▶ _What to produce_
Find each line holding "KOREA" and copy it out.

▶ _Dataset entries_

*-*-*

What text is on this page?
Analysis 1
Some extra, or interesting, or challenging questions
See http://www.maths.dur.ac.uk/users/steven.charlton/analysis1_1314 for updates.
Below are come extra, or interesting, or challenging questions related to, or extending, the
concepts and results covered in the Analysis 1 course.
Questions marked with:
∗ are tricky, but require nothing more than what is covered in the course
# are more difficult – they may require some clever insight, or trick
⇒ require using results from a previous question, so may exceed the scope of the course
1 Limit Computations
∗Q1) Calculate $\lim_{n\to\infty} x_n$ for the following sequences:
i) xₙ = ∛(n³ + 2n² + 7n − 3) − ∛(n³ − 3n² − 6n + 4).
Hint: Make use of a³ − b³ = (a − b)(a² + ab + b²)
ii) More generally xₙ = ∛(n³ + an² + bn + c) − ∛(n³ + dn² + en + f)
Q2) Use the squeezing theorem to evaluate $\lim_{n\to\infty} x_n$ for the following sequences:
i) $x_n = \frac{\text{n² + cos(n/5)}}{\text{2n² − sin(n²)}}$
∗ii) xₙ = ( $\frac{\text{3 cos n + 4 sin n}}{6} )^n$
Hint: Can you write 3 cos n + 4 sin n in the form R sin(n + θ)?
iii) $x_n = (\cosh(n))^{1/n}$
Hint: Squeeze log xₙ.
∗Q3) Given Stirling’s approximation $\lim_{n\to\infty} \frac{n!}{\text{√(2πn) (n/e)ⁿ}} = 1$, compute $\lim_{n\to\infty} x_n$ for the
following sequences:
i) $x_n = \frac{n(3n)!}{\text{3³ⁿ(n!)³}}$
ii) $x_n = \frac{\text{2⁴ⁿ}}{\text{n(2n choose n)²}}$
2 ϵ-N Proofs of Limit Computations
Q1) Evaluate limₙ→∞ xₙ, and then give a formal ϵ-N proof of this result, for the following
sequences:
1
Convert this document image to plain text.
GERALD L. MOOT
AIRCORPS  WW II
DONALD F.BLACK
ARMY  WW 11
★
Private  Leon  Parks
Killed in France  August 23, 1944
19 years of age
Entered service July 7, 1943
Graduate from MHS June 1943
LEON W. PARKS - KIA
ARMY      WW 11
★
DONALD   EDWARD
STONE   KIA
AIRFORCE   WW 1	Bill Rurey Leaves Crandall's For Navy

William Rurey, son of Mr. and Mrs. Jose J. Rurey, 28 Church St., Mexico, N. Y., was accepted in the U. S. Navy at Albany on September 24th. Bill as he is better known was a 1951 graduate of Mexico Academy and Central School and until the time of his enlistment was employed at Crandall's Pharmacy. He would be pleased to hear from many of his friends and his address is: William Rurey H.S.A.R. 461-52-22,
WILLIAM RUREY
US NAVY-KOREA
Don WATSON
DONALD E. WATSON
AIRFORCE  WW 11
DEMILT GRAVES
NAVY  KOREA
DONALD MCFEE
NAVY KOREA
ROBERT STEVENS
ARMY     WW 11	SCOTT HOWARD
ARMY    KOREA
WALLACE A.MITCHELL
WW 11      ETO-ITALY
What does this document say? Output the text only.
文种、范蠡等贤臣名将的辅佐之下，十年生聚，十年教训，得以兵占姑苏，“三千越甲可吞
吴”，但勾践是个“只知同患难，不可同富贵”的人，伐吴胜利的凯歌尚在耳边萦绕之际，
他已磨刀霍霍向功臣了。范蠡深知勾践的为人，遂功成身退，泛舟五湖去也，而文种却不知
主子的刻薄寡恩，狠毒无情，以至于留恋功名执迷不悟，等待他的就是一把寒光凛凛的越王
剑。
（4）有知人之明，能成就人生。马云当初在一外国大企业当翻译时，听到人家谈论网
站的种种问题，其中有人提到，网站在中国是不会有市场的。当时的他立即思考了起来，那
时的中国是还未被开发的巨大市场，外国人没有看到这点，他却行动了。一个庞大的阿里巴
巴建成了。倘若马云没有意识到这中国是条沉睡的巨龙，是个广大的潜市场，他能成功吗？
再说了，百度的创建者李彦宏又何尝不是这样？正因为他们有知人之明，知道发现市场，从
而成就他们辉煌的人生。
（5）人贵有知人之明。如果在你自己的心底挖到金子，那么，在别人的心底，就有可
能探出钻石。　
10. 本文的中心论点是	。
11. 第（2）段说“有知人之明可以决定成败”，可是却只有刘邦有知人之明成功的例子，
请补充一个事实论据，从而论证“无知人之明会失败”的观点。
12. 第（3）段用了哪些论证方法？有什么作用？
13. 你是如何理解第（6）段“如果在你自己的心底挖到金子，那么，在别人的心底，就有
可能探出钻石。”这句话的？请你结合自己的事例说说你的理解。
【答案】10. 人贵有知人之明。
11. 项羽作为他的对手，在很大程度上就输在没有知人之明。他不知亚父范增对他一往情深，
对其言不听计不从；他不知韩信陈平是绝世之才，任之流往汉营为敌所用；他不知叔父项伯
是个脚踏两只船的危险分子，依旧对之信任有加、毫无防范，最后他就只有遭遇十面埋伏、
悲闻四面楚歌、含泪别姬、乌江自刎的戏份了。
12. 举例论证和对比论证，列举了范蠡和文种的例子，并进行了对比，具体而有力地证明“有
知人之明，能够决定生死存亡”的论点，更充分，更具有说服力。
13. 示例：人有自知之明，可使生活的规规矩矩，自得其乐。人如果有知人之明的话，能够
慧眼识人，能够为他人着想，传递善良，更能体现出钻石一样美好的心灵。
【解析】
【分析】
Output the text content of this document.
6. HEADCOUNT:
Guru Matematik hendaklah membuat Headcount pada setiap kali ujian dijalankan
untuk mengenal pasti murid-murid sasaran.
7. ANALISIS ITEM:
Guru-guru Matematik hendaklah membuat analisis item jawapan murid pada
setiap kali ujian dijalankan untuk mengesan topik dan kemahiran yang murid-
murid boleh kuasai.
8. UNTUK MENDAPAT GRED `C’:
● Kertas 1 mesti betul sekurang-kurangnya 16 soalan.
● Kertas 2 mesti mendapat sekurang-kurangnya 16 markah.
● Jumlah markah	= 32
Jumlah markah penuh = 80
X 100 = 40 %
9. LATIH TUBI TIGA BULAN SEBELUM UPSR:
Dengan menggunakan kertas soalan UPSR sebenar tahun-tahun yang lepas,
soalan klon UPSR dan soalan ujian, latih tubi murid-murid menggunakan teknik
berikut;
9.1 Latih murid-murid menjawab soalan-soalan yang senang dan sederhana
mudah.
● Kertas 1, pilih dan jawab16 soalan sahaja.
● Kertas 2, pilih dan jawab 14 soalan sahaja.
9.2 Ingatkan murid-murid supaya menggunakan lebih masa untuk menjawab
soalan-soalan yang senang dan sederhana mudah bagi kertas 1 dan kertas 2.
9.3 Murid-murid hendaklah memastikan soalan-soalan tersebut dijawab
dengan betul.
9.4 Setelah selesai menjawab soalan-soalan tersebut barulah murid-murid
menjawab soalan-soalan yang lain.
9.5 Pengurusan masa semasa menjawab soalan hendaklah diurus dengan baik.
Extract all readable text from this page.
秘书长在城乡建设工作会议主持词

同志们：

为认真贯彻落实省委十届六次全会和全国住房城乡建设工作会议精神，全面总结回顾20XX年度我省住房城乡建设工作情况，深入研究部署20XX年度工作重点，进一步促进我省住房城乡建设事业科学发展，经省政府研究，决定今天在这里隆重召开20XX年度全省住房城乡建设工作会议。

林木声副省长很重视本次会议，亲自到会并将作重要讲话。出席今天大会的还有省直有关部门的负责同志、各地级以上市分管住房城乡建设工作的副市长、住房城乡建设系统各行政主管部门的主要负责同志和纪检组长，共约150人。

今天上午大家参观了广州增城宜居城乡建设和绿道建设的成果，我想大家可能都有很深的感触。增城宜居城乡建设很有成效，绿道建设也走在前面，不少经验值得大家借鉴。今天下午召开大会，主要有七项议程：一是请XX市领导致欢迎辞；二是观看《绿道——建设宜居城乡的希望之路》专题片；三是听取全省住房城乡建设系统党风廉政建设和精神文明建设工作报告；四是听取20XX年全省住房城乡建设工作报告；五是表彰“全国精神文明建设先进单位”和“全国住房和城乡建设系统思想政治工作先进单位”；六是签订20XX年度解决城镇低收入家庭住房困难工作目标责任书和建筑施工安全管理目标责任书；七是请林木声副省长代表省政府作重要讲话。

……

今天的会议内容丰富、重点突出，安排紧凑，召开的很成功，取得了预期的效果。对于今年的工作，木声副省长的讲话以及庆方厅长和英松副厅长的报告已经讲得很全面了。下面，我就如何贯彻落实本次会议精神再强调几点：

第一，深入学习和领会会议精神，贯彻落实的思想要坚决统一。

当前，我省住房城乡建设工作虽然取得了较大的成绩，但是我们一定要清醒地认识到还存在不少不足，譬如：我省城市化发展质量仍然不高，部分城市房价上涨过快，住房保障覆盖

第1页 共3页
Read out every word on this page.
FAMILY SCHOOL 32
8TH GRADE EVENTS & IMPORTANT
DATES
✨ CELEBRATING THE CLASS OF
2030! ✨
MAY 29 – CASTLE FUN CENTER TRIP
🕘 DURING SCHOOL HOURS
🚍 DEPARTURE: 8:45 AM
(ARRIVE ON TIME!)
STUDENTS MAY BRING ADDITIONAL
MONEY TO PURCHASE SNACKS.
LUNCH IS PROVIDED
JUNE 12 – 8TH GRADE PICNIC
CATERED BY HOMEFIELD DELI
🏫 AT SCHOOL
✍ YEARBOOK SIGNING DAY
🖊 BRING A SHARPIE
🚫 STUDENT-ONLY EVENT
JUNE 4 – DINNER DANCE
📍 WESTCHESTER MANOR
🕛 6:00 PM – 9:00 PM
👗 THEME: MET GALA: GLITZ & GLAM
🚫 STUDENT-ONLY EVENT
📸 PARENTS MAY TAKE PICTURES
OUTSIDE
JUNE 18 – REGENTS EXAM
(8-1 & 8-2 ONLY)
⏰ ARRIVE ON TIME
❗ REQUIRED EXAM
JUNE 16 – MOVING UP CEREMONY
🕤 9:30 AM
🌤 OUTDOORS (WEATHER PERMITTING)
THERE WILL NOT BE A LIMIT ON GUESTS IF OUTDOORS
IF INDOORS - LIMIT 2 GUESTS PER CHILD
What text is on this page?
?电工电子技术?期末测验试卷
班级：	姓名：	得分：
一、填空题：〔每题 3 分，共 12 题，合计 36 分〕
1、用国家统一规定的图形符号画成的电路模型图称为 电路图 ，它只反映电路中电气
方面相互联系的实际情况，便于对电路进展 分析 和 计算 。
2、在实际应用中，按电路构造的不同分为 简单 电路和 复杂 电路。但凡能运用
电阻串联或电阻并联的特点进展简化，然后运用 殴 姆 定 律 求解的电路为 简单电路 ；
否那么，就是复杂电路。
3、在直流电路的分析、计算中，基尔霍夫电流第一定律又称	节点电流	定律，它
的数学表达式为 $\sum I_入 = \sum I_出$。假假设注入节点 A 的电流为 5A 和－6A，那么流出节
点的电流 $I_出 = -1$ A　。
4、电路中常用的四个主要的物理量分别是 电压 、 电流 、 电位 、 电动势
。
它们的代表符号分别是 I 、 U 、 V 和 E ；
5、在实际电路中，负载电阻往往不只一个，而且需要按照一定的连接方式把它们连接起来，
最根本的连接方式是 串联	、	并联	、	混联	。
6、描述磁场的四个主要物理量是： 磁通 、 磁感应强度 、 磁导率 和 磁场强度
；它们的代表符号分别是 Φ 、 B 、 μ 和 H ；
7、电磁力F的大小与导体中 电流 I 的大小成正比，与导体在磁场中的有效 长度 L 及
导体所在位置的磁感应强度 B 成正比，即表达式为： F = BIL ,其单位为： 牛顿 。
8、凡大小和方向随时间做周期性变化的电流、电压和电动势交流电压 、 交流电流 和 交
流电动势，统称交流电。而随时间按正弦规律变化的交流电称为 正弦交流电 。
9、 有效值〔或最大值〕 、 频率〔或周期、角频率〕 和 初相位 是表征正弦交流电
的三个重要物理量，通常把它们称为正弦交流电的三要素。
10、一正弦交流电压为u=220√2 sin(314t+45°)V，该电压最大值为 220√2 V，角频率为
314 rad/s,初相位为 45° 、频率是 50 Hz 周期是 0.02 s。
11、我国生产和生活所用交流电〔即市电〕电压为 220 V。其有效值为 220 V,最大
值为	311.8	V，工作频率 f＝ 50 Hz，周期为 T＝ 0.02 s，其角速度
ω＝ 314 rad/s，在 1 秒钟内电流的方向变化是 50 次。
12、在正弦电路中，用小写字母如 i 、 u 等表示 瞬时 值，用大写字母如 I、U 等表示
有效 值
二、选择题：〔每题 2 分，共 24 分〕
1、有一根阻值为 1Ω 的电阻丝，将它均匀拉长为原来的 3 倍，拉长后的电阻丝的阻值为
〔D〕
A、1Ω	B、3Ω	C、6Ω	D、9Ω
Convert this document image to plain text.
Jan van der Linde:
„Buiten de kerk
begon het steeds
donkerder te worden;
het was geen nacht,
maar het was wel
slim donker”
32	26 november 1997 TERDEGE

*-*-*

▶ _Task answer_
US NAVY-KOREA
NAVY  KOREA
NAVY KOREA
ARMY    KOREA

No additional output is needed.